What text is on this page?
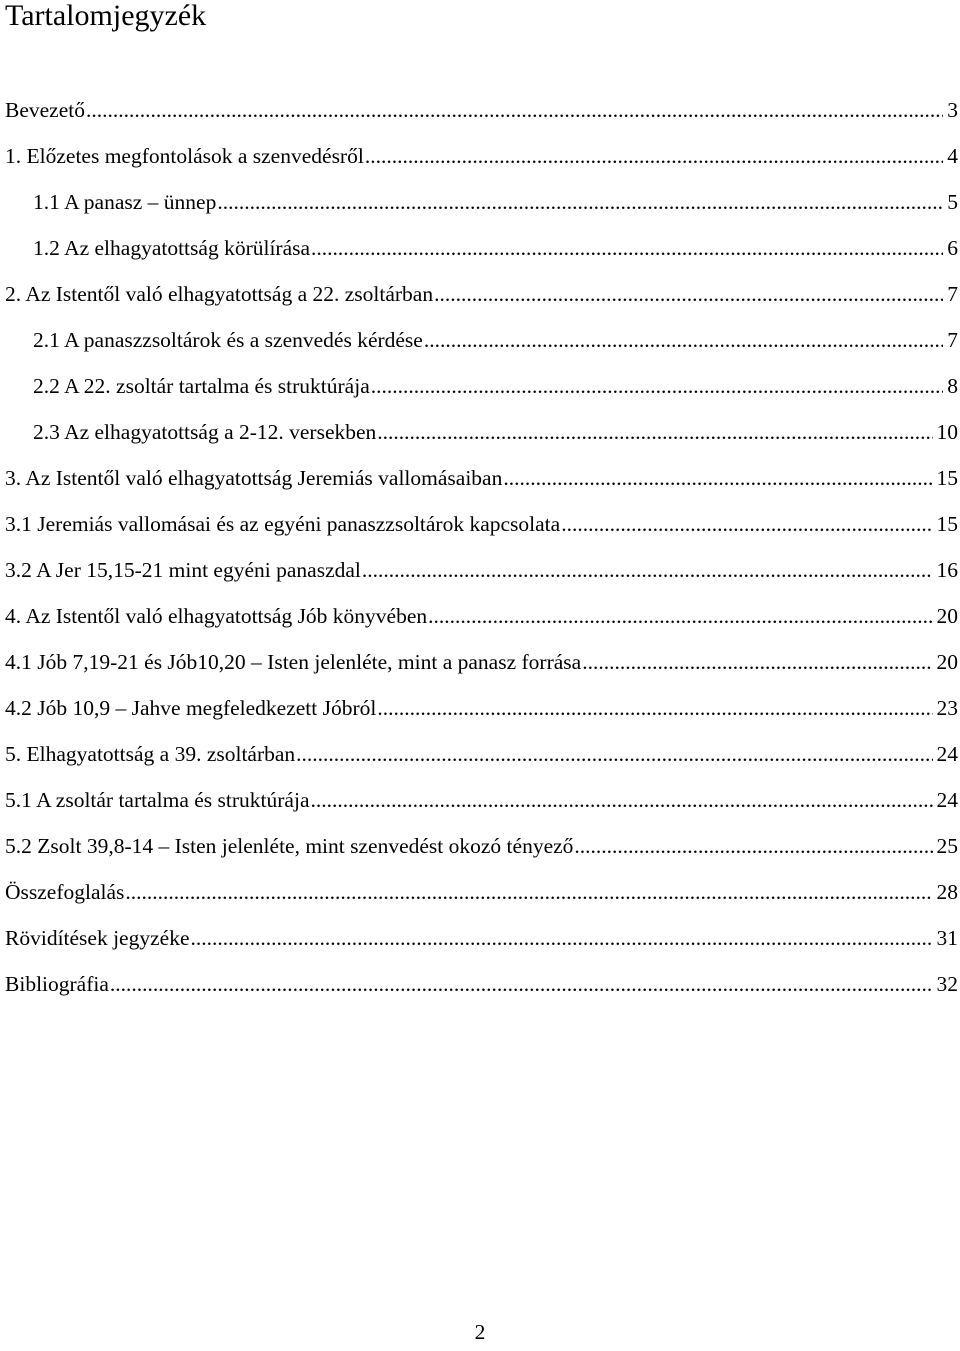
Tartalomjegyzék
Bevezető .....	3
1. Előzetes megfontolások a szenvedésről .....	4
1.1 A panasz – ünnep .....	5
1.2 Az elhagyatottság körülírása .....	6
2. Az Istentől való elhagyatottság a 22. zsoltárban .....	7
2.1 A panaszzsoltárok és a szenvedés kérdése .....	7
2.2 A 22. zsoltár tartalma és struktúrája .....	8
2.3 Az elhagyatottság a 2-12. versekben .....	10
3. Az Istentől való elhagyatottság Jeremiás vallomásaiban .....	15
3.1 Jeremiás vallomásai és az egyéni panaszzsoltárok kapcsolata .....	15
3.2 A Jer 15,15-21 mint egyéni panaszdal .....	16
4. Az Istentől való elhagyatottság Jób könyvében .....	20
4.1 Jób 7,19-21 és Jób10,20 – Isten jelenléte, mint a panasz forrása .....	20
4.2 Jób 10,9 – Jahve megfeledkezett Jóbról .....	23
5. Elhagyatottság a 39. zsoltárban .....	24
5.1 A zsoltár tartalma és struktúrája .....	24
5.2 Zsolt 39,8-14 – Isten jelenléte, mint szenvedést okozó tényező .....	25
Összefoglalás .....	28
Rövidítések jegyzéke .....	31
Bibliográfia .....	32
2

═══

### Exercise details:
Keep the pictures out of the copy and write out the data exactly as it stands.

### Result:
What text is on this page?
Tartalomjegyzék
Bevezető .....	3
1. Előzetes megfontolások a szenvedésről .....	4
1.1 A panasz – ünnep .....	5
1.2 Az elhagyatottság körülírása .....	6
2. Az Istentől való elhagyatottság a 22. zsoltárban .....	7
2.1 A panaszzsoltárok és a szenvedés kérdése .....	7
2.2 A 22. zsoltár tartalma és struktúrája .....	8
2.3 Az elhagyatottság a 2-12. versekben .....	10
3. Az Istentől való elhagyatottság Jeremiás vallomásaiban .....	15
3.1 Jeremiás vallomásai és az egyéni panaszzsoltárok kapcsolata .....	15
3.2 A Jer 15,15-21 mint egyéni panaszdal .....	16
4. Az Istentől való elhagyatottság Jób könyvében .....	20
4.1 Jób 7,19-21 és Jób10,20 – Isten jelenléte, mint a panasz forrása .....	20
4.2 Jób 10,9 – Jahve megfeledkezett Jóbról .....	23
5. Elhagyatottság a 39. zsoltárban .....	24
5.1 A zsoltár tartalma és struktúrája .....	24
5.2 Zsolt 39,8-14 – Isten jelenléte, mint szenvedést okozó tényező .....	25
Összefoglalás .....	28
Rövidítések jegyzéke .....	31
Bibliográfia .....	32
2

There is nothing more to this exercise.